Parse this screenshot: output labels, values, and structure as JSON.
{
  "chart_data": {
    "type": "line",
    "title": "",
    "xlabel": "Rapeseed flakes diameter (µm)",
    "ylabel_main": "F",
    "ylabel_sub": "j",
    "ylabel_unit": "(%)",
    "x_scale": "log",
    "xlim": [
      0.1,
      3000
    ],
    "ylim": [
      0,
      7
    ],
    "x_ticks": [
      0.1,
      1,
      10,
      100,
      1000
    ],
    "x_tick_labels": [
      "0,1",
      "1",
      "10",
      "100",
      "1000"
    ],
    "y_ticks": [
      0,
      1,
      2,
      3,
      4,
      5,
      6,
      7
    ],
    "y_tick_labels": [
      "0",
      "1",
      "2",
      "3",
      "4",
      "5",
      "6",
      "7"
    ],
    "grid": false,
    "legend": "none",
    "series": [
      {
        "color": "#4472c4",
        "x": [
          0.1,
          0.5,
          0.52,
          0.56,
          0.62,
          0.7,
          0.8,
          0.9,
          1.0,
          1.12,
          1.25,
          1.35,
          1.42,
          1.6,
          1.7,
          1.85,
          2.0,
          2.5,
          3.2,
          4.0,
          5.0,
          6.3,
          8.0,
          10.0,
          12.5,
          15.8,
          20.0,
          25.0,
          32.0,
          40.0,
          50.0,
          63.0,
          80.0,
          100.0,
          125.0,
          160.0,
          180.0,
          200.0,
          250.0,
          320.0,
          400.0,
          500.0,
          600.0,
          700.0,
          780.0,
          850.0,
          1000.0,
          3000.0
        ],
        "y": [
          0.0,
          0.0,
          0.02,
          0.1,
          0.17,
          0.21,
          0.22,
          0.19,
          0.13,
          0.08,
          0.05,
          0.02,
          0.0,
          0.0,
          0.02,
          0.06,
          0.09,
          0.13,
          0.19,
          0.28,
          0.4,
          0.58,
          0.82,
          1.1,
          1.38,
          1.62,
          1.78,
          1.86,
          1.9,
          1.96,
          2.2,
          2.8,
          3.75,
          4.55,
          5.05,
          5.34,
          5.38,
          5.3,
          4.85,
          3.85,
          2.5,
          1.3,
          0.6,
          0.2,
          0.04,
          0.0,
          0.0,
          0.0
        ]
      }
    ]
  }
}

------------------------------------------------

Take the listing above and write it out again exactly.

**Result of the task:**
Parse this screenshot: output labels, values, and structure as JSON.
{
  "chart_data": {
    "type": "line",
    "title": "",
    "xlabel": "Rapeseed flakes diameter (µm)",
    "ylabel_main": "F",
    "ylabel_sub": "j",
    "ylabel_unit": "(%)",
    "x_scale": "log",
    "xlim": [
      0.1,
      3000
    ],
    "ylim": [
      0,
      7
    ],
    "x_ticks": [
      0.1,
      1,
      10,
      100,
      1000
    ],
    "x_tick_labels": [
      "0,1",
      "1",
      "10",
      "100",
      "1000"
    ],
    "y_ticks": [
      0,
      1,
      2,
      3,
      4,
      5,
      6,
      7
    ],
    "y_tick_labels": [
      "0",
      "1",
      "2",
      "3",
      "4",
      "5",
      "6",
      "7"
    ],
    "grid": false,
    "legend": "none",
    "series": [
      {
        "color": "#4472c4",
        "x": [
          0.1,
          0.5,
          0.52,
          0.56,
          0.62,
          0.7,
          0.8,
          0.9,
          1.0,
          1.12,
          1.25,
          1.35,
          1.42,
          1.6,
          1.7,
          1.85,
          2.0,
          2.5,
          3.2,
          4.0,
          5.0,
          6.3,
          8.0,
          10.0,
          12.5,
          15.8,
          20.0,
          25.0,
          32.0,
          40.0,
          50.0,
          63.0,
          80.0,
          100.0,
          125.0,
          160.0,
          180.0,
          200.0,
          250.0,
          320.0,
          400.0,
          500.0,
          600.0,
          700.0,
          780.0,
          850.0,
          1000.0,
          3000.0
        ],
        "y": [
          0.0,
          0.0,
          0.02,
          0.1,
          0.17,
          0.21,
          0.22,
          0.19,
          0.13,
          0.08,
          0.05,
          0.02,
          0.0,
          0.0,
          0.02,
          0.06,
          0.09,
          0.13,
          0.19,
          0.28,
          0.4,
          0.58,
          0.82,
          1.1,
          1.38,
          1.62,
          1.78,
          1.86,
          1.9,
          1.96,
          2.2,
          2.8,
          3.75,
          4.55,
          5.05,
          5.34,
          5.38,
          5.3,
          4.85,
          3.85,
          2.5,
          1.3,
          0.6,
          0.2,
          0.04,
          0.0,
          0.0,
          0.0
        ]
      }
    ]
  }
}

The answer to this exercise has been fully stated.